**Given records**
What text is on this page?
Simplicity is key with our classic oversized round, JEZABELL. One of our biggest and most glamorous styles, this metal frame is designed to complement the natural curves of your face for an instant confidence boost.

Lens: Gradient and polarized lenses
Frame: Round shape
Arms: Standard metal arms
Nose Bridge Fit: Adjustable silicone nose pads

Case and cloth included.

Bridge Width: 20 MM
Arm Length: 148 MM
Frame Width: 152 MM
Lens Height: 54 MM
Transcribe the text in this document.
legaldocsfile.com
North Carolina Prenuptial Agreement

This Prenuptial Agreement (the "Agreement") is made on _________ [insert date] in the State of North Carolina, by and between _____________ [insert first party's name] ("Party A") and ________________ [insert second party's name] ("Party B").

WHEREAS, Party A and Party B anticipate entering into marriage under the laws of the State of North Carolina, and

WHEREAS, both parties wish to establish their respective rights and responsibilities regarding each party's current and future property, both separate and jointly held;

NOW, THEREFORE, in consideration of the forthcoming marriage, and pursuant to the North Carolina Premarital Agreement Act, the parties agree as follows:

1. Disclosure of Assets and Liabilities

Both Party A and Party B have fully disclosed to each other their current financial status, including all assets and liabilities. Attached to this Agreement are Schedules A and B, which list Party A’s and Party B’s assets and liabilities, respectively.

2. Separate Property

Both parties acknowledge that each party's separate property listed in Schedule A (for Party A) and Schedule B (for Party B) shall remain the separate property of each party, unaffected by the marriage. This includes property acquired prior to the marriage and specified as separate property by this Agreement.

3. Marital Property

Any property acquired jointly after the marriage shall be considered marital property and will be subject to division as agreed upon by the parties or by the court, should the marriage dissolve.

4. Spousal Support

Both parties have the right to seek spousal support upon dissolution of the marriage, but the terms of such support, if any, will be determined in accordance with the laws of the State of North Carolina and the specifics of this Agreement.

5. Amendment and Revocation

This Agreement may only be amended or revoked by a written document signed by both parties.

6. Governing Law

**The problem**
Pull out each line of the listing that holds the string "Width".

**Solution**
Bridge Width: 20 MM
Frame Width: 152 MM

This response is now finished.